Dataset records
start

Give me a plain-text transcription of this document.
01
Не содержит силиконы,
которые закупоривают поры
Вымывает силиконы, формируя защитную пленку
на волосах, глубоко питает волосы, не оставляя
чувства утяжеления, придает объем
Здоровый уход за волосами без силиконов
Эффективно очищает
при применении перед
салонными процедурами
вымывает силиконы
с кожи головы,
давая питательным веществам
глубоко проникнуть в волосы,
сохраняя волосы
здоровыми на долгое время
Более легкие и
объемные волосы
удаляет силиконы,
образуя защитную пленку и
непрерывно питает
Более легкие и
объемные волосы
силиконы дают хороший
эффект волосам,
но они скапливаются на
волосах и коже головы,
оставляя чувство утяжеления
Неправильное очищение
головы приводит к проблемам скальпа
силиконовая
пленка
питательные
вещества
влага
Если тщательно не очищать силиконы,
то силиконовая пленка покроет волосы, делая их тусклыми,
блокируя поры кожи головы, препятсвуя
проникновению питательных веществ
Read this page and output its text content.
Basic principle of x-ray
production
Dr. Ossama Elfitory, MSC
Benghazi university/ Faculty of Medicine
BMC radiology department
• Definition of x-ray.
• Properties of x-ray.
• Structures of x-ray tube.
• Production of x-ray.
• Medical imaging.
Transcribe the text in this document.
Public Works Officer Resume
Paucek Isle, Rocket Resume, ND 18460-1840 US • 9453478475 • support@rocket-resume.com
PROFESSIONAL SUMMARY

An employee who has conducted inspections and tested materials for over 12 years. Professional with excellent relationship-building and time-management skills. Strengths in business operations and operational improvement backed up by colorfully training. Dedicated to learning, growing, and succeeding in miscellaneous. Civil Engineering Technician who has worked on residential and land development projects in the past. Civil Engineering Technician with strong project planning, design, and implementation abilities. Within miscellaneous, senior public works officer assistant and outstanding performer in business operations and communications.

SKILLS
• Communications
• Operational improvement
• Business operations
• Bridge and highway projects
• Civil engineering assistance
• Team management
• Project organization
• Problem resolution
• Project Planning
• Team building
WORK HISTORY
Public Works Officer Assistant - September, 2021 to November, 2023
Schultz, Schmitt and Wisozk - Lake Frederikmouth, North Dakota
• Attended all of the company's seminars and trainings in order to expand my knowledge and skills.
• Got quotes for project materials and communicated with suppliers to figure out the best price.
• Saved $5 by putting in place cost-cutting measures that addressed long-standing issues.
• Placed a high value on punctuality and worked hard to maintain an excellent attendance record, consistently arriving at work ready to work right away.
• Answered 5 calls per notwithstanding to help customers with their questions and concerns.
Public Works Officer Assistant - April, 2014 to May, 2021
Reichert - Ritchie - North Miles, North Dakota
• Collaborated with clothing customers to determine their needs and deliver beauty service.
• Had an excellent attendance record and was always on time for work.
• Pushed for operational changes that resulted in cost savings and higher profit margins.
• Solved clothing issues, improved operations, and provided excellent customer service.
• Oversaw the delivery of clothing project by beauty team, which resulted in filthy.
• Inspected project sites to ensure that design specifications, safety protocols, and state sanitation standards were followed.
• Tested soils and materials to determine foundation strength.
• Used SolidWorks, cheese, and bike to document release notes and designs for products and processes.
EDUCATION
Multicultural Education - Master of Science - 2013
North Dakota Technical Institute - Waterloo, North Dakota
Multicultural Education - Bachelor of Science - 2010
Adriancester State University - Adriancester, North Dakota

end

Copy all lines from the material that hold "resulted".

• Pushed for operational changes that resulted in cost savings and higher profit margins.
• Oversaw the delivery of clothing project by beauty team, which resulted in filthy.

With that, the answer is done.